» **Reading text**
Of course, it will take some time for Red Hat to mature and extend its portfolio of Red Hat cloud services. Red Hat OpenShift Data Science currently only runs as a cloud-born service on AWS. Support for cloud platforms from Google, Microsoft, even IBM is forthcoming. On-premises deployments are also on the company’s roadmap for the near future. Outside of initial points of integration with IBM Watson Studio, Red Hat has not yet exploited the numerous data and analytics opportunities currently on offer within IBM’s Cloud Pak portfolio, particularly Cloud Pak for Data.
Furthermore, within the product, numerous technological holes await support from Red Hat and its emerging partner ecosystem. For example, the company is intending to build in data versioning, governance, and lineage capabilities soon by integrating Pachyderm (another open source project). Red Hat intends to provide support for advanced functionality like AutoML entirely through integration with established players such as H2O.ai and PerceptiLabs.

Region and label listings
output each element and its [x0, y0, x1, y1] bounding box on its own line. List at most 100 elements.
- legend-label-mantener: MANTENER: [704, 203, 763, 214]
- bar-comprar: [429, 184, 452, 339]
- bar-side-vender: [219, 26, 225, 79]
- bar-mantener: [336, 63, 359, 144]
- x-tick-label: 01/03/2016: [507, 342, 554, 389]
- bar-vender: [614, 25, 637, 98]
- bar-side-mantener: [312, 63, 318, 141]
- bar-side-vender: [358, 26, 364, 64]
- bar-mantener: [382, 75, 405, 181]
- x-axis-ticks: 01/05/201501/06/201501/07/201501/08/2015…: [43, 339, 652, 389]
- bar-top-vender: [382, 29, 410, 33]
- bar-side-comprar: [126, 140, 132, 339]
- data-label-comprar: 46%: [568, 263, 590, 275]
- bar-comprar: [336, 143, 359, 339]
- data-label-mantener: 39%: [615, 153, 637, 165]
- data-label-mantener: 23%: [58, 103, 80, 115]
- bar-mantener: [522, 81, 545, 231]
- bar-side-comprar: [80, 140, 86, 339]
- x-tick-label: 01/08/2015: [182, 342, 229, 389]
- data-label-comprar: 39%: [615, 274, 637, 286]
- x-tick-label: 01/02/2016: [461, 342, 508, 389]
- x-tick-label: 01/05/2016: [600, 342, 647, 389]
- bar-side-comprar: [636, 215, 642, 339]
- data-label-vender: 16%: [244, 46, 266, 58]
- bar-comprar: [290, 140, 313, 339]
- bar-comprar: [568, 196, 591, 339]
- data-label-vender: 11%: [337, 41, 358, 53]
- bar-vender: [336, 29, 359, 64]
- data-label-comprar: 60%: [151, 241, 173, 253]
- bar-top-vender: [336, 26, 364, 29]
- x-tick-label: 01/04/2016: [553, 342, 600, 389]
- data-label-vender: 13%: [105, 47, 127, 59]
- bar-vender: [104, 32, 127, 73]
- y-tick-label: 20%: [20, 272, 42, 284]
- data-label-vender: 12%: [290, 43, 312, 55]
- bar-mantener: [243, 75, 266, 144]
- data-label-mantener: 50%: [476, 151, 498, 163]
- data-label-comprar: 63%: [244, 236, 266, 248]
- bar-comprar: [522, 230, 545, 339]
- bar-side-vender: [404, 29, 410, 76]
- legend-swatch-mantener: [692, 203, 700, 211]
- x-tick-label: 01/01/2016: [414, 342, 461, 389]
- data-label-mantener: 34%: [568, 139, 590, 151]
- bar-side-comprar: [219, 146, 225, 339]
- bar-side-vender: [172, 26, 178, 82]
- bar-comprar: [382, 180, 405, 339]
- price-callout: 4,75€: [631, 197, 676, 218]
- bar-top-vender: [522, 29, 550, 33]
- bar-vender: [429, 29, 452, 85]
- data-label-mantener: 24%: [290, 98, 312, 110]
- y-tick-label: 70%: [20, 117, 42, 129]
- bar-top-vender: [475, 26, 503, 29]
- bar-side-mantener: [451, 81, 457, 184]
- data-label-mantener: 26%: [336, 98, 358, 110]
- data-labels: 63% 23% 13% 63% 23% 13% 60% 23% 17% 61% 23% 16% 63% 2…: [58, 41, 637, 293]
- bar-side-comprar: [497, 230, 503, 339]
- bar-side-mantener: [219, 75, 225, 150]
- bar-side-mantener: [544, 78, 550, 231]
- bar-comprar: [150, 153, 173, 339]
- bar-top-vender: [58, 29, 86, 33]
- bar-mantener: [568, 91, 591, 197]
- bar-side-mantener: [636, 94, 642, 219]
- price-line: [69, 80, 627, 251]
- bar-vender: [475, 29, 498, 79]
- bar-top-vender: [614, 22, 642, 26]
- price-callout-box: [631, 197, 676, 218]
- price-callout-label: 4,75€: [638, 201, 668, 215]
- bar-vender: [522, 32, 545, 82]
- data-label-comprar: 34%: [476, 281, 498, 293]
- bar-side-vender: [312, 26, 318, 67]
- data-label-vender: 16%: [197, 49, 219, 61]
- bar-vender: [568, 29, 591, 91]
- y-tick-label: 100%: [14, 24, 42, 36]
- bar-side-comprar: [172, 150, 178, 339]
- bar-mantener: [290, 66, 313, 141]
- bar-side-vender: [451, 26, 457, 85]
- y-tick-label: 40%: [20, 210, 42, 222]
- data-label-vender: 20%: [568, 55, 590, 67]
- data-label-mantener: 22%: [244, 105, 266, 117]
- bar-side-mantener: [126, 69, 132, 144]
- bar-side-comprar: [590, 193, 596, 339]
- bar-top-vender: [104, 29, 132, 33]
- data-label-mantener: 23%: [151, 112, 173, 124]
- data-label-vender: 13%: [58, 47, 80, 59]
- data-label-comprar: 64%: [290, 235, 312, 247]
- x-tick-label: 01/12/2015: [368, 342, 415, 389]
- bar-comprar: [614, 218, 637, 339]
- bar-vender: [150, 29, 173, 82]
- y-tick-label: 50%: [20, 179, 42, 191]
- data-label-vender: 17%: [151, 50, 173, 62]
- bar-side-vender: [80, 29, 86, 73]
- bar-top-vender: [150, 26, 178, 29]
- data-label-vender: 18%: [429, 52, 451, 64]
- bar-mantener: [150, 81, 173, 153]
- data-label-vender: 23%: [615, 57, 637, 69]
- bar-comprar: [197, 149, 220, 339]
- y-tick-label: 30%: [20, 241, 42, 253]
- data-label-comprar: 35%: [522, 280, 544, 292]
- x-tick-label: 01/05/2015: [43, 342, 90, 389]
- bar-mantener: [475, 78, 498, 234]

» **Problems**
**A.** According to the text on Red Hat cloud services, which open source project will the company integrate to add data versioning, governance, and lineage capabilities?
**B.** From the text on Red Hat cloud services, extract the stretch from "Furthermore, within the" through "H2O.ai and PerceptiLabs.".

» **Results for the exercise**
**A.** Pachyderm

**B.**
Furthermore, within the product, numerous technological holes await support from Red Hat and its emerging partner ecosystem. For example, the company is intending to build in data versioning, governance, and lineage capabilities soon by integrating Pachyderm (another open source project). Red Hat intends to provide support for advanced functionality like AutoML entirely through integration with established players such as H2O.ai and PerceptiLabs.